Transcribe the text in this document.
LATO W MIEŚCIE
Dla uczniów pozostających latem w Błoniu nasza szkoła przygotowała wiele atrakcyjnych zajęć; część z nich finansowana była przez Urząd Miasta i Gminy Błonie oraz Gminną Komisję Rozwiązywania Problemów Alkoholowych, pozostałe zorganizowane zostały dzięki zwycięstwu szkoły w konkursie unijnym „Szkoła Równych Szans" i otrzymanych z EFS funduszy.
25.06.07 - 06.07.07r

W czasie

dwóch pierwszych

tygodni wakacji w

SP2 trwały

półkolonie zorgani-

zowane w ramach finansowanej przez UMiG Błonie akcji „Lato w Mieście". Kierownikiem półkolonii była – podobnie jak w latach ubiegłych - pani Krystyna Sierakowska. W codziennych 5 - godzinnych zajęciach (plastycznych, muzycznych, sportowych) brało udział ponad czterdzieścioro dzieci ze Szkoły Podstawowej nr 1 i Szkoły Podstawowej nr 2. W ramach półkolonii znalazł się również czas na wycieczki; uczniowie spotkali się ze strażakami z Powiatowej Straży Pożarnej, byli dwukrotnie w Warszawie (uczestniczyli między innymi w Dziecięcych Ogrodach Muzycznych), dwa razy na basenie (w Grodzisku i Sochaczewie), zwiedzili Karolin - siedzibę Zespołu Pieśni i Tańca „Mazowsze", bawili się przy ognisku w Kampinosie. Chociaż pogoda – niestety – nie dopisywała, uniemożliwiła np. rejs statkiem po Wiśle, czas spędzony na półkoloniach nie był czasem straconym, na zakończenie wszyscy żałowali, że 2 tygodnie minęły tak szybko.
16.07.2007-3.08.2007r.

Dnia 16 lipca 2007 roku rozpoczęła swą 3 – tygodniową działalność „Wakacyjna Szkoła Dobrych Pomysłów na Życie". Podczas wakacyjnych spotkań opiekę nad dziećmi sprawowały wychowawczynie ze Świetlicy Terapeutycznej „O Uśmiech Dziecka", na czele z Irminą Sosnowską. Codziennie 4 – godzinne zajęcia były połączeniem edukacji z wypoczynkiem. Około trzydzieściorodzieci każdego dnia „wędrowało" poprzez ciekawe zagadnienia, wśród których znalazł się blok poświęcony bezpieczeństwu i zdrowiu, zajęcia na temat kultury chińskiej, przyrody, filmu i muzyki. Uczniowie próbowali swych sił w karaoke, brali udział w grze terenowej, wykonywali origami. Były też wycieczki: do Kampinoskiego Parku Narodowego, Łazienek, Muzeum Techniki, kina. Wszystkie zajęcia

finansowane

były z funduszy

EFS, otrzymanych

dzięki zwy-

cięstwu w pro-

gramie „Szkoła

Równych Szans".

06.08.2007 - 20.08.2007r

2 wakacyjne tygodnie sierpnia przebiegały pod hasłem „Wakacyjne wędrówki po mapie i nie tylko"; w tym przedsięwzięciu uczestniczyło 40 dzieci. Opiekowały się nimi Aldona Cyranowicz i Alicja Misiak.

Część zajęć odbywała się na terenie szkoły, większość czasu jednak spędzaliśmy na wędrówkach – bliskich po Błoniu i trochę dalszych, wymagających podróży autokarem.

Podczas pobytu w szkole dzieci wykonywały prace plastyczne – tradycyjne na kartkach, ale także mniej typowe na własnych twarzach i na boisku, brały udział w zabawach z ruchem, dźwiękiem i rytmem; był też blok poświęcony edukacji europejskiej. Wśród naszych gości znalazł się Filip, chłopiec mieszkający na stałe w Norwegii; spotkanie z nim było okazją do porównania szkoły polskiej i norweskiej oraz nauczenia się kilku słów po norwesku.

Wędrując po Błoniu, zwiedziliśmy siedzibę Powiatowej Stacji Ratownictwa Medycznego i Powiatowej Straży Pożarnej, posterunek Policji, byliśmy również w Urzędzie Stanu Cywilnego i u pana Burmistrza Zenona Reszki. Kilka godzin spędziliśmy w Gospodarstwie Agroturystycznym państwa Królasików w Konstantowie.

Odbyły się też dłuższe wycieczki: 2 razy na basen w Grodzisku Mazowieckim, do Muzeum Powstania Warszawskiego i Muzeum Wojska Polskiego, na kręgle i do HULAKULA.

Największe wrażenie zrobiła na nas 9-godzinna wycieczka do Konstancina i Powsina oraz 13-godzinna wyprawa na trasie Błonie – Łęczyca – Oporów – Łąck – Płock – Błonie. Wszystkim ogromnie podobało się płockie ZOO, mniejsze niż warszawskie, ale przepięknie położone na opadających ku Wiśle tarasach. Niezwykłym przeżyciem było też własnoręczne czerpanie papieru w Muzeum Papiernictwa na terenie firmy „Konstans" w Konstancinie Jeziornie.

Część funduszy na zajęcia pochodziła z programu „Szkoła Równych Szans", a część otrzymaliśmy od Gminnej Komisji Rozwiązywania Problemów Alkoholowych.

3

•••

Aim of the exercise: Scan the material above. Copy each line that holds the word "siedzibę".

Output of the task:
zowane w ramach finansowanej przez UMiG Błonie akcji „Lato w Mieście". Kierownikiem półkolonii była – podobnie jak w latach ubiegłych - pani Krystyna Sierakowska. W codziennych 5 - godzinnych zajęciach (plastycznych, muzycznych, sportowych) brało udział ponad czterdzieścioro dzieci ze Szkoły Podstawowej nr 1 i Szkoły Podstawowej nr 2. W ramach półkolonii znalazł się również czas na wycieczki; uczniowie spotkali się ze strażakami z Powiatowej Straży Pożarnej, byli dwukrotnie w Warszawie (uczestniczyli między innymi w Dziecięcych Ogrodach Muzycznych), dwa razy na basenie (w Grodzisku i Sochaczewie), zwiedzili Karolin - siedzibę Zespołu Pieśni i Tańca „Mazowsze", bawili się przy ognisku w Kampinosie. Chociaż pogoda – niestety – nie dopisywała, uniemożliwiła np. rejs statkiem po Wiśle, czas spędzony na półkoloniach nie był czasem straconym, na zakończenie wszyscy żałowali, że 2 tygodnie minęły tak szybko.
Wędrując po Błoniu, zwiedziliśmy siedzibę Powiatowej Stacji Ratownictwa Medycznego i Powiatowej Straży Pożarnej, posterunek Policji, byliśmy również w Urzędzie Stanu Cywilnego i u pana Burmistrza Zenona Reszki. Kilka godzin spędziliśmy w Gospodarstwie Agroturystycznym państwa Królasików w Konstantowie.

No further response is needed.